= Short task =
Return a copy of each line that holds the string "PopART".

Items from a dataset
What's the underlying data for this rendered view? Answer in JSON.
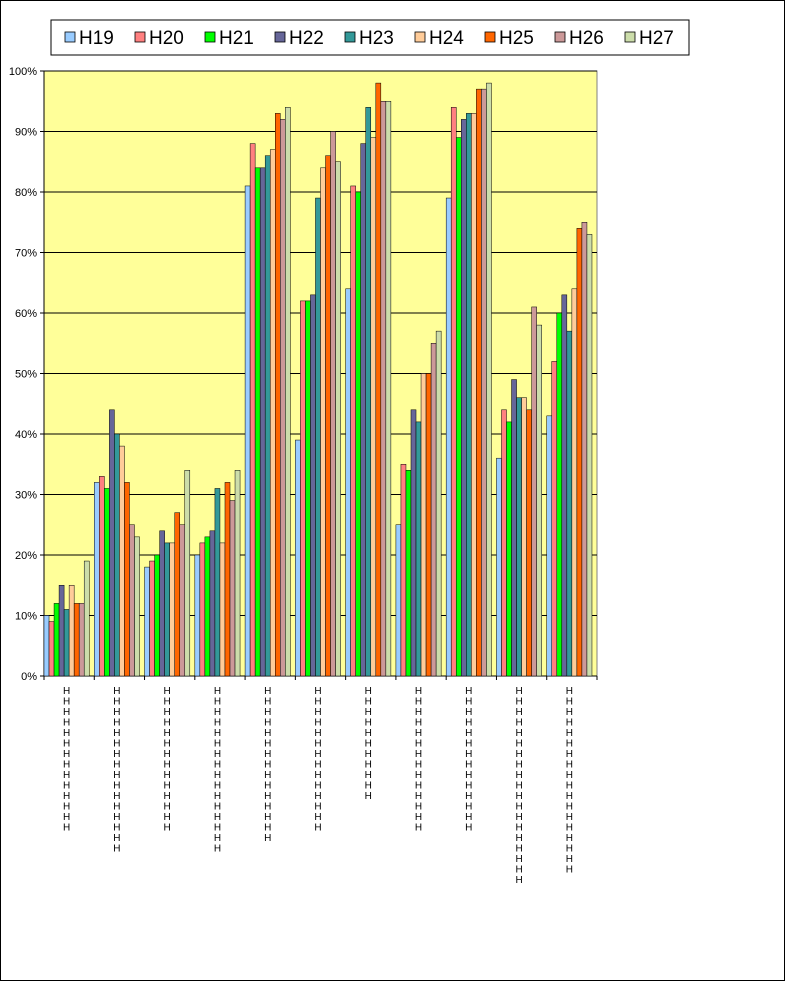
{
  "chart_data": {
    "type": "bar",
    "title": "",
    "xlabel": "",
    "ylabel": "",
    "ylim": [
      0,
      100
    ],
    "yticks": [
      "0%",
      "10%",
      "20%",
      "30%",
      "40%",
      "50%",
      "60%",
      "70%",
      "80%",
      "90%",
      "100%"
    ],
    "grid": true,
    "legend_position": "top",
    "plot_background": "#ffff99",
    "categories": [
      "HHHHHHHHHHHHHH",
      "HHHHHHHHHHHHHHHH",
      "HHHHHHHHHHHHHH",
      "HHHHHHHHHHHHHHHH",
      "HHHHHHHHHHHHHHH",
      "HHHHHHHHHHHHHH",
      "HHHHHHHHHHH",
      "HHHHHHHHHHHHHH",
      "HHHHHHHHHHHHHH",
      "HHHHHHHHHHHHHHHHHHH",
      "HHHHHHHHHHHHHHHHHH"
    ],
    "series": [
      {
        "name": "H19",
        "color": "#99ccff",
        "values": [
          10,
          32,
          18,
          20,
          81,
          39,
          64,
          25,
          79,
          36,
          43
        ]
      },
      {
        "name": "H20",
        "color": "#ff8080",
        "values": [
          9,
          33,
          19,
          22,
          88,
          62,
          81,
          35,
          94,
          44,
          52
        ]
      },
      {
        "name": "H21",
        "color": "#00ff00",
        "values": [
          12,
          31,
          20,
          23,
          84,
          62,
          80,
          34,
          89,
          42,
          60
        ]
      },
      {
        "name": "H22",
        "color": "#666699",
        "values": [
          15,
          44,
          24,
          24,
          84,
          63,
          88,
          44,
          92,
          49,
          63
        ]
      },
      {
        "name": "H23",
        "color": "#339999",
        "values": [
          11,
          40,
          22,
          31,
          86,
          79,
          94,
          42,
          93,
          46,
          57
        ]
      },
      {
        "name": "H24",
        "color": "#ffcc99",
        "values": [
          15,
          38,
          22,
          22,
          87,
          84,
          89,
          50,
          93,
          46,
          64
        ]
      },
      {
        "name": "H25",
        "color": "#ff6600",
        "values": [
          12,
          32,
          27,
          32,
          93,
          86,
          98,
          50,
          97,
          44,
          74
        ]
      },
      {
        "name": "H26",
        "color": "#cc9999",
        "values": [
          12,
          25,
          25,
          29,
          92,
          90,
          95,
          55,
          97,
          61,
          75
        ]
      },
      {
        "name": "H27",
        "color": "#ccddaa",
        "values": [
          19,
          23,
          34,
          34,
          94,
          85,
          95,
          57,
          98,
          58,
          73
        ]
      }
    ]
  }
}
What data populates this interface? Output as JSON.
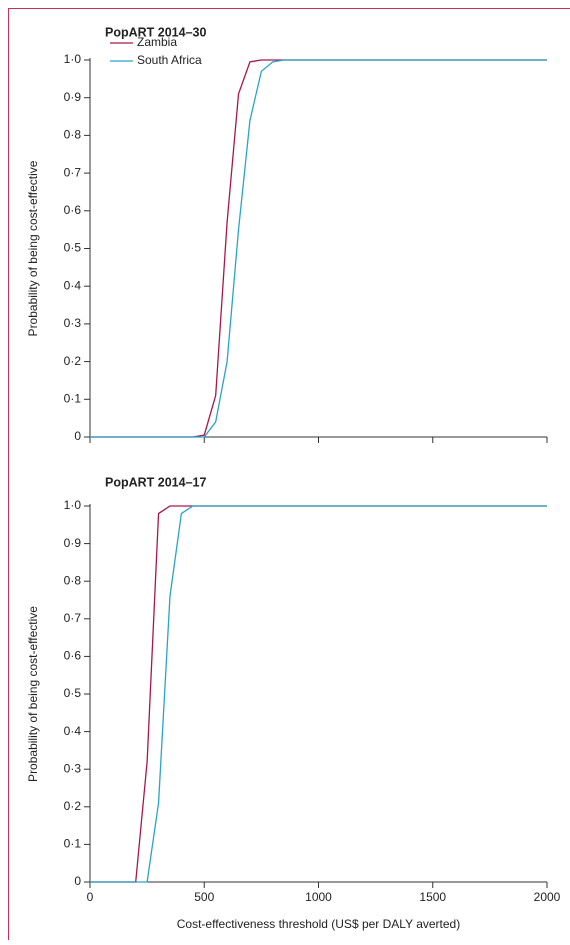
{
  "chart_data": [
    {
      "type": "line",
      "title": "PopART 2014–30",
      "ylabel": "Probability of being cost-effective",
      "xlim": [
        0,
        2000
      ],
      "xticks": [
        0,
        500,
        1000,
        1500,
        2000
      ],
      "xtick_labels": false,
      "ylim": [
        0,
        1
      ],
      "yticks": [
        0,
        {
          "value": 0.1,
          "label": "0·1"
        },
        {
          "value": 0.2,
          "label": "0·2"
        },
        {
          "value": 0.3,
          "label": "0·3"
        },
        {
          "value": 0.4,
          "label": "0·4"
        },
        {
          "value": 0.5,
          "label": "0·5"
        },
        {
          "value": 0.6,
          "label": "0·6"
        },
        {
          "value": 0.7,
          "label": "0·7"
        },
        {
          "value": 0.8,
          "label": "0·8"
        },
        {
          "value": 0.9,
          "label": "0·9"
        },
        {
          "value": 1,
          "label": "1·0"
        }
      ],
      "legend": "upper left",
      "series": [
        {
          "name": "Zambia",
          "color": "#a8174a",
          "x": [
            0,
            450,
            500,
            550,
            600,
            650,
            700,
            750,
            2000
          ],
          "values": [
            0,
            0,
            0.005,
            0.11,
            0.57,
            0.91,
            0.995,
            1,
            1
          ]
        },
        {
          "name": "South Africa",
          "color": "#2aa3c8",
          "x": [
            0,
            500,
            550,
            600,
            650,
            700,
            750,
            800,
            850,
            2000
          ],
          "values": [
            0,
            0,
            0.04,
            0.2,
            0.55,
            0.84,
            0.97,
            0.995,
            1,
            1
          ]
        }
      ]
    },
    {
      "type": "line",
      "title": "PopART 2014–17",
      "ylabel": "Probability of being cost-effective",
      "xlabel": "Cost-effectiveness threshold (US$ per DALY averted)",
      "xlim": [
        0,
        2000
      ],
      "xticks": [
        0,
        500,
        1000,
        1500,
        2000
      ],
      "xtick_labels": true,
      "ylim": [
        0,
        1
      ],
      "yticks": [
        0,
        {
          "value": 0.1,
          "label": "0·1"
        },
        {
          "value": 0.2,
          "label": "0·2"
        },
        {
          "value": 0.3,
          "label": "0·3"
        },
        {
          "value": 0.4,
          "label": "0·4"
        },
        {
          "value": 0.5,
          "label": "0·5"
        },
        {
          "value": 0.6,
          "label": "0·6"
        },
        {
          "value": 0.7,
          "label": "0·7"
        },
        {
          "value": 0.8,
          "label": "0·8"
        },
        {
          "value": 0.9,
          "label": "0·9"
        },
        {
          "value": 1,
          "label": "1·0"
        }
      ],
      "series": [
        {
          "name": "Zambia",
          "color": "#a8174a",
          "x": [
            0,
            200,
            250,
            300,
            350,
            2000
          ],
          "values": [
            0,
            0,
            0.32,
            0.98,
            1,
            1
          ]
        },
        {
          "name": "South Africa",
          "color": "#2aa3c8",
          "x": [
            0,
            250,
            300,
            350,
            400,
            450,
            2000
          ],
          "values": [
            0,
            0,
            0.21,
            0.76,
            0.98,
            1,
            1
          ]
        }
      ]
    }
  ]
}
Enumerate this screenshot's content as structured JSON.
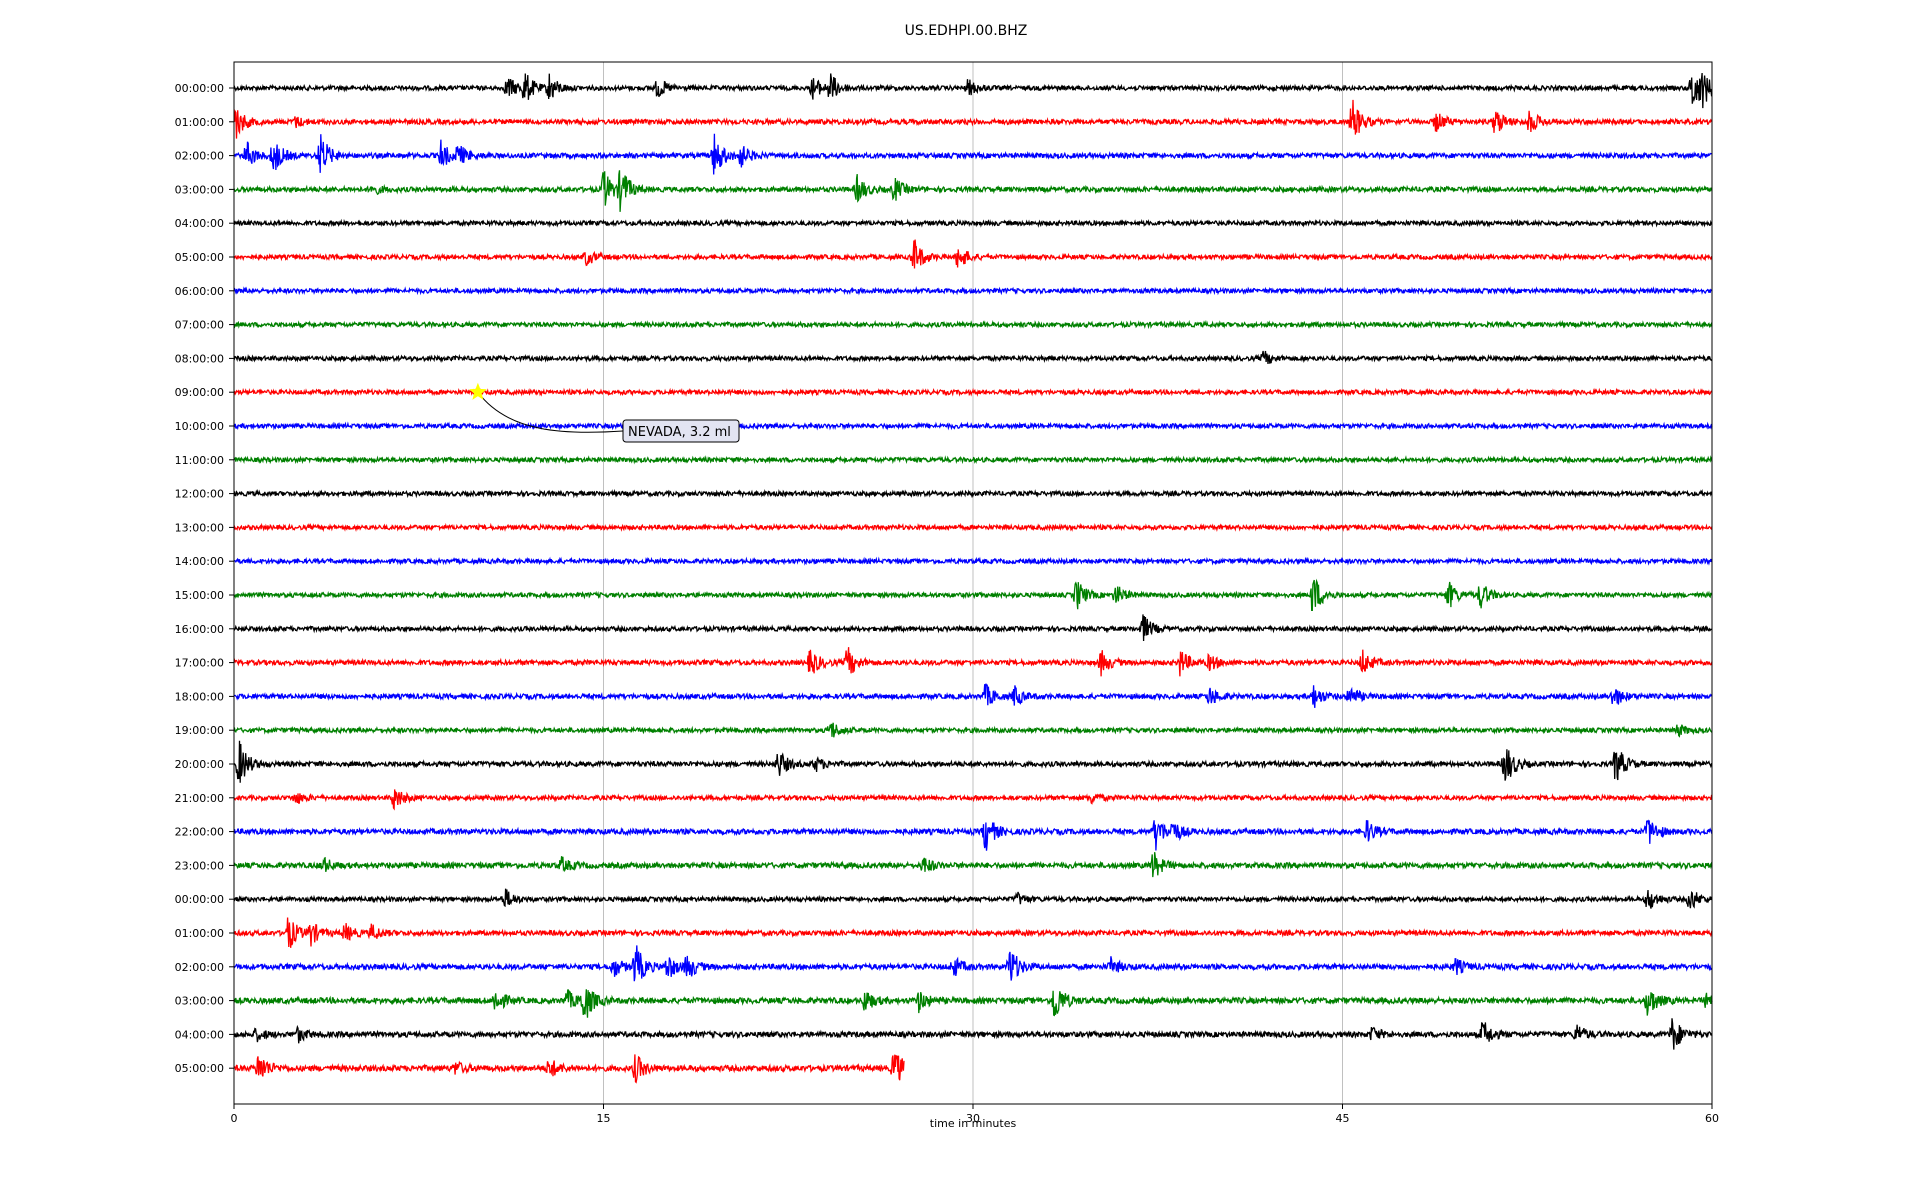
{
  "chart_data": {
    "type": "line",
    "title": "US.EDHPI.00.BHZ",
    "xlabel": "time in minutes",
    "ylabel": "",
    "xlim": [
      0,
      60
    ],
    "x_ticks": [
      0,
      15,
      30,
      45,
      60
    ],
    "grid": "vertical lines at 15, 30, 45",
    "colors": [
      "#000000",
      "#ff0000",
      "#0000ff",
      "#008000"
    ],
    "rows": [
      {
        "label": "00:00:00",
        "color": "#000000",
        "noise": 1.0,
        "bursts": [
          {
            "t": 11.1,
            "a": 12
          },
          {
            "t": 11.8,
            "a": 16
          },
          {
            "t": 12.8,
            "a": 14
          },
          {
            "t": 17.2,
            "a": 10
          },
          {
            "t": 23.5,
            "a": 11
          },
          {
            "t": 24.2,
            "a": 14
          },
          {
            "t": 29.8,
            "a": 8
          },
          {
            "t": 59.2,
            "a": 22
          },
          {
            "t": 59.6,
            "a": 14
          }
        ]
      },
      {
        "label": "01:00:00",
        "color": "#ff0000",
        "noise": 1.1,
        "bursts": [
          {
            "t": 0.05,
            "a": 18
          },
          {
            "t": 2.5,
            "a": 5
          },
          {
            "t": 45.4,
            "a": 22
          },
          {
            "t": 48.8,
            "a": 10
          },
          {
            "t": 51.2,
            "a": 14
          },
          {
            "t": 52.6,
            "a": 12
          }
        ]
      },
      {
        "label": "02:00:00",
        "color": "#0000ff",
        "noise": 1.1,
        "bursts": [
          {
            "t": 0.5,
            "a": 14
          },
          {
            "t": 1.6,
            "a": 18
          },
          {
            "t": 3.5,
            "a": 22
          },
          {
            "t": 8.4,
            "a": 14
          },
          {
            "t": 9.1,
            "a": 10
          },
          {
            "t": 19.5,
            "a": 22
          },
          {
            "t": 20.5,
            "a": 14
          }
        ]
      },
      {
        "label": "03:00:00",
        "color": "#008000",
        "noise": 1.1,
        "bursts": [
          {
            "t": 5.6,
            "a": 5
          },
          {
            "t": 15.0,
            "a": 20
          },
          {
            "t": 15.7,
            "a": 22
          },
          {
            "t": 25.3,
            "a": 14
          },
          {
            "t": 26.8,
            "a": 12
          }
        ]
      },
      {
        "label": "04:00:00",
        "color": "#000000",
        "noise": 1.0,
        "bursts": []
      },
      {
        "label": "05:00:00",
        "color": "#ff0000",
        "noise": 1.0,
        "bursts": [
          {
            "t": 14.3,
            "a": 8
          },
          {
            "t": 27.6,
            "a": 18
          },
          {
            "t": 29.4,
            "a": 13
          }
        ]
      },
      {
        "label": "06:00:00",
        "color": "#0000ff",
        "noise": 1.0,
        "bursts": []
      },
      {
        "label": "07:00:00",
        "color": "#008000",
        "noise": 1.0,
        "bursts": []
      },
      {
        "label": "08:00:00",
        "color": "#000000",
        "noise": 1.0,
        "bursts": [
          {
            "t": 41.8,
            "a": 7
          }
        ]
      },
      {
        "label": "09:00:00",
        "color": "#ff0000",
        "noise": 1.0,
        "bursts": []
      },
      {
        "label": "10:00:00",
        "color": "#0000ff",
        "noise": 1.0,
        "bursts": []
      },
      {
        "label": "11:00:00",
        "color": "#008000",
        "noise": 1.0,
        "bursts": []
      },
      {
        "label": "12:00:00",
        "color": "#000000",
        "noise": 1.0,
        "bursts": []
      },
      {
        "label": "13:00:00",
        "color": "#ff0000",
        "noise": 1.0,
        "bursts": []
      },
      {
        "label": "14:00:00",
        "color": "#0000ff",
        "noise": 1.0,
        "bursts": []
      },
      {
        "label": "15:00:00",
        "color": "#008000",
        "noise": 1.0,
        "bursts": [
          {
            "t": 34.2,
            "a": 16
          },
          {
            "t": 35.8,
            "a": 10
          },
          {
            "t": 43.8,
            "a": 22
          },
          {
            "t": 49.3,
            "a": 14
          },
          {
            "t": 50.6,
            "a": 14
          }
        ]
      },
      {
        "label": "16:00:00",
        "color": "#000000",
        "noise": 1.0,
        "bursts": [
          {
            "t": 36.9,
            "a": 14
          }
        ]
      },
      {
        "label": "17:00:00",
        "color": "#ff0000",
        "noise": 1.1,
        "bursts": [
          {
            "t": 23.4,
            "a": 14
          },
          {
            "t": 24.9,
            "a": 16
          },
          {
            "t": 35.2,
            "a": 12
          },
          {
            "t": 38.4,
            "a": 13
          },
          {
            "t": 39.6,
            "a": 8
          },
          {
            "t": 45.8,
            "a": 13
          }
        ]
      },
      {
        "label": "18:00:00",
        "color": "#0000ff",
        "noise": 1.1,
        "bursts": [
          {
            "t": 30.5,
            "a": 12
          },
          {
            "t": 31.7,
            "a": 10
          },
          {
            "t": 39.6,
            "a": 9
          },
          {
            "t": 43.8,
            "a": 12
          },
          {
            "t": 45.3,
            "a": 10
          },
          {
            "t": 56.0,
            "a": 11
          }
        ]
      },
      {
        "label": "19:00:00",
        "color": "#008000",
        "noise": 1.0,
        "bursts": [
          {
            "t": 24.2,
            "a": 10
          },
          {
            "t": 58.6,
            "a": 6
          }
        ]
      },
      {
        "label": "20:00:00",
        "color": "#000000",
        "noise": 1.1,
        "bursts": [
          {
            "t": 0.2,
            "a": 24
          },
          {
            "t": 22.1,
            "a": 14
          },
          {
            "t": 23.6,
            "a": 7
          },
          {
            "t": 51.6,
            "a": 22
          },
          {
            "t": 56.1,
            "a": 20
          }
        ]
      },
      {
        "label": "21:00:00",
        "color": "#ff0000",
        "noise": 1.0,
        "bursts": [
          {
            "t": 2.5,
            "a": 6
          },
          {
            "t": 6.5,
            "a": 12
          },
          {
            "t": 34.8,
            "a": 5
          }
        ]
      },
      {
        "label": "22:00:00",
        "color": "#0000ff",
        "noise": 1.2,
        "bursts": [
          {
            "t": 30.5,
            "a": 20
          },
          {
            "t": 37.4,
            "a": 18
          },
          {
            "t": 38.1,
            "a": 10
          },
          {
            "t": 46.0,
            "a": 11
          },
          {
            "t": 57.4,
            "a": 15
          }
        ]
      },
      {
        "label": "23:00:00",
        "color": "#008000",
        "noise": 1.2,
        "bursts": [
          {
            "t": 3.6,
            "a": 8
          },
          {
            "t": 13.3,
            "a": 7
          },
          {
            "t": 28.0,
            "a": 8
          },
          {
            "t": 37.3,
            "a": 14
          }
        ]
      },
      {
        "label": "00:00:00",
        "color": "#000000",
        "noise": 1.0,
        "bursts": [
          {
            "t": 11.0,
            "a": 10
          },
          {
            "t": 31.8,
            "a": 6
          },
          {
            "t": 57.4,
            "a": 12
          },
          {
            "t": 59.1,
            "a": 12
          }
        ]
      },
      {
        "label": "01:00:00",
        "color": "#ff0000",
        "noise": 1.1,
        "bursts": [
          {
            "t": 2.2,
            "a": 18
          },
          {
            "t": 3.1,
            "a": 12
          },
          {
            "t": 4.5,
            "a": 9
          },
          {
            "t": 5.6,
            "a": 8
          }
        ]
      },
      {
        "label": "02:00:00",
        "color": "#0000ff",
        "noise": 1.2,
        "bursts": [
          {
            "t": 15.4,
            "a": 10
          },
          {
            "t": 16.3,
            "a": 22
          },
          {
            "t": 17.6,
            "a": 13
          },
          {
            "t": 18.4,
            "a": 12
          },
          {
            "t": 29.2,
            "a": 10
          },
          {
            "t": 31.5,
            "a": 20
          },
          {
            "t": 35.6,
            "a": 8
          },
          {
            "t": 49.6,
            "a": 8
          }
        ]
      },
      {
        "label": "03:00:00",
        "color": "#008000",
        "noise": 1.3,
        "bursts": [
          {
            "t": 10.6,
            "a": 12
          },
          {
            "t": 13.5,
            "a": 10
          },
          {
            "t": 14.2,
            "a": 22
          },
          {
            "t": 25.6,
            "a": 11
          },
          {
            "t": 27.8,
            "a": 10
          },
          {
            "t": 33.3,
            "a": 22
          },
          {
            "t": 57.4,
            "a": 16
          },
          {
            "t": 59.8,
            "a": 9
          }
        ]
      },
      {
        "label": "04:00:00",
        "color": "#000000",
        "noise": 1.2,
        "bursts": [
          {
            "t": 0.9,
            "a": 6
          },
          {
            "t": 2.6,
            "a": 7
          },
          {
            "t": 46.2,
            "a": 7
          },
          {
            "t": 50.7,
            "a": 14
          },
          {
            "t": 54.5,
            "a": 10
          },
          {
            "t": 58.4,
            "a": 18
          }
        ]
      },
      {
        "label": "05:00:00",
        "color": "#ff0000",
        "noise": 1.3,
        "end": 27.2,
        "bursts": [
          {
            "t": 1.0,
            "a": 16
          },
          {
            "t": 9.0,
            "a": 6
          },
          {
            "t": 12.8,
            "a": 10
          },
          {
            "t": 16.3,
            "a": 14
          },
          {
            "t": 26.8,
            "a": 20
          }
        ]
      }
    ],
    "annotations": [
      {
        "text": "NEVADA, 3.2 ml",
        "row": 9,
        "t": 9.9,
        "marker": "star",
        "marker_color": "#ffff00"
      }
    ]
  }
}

= Full response =
      "title": "PopART 2014–30",
      "title": "PopART 2014–17",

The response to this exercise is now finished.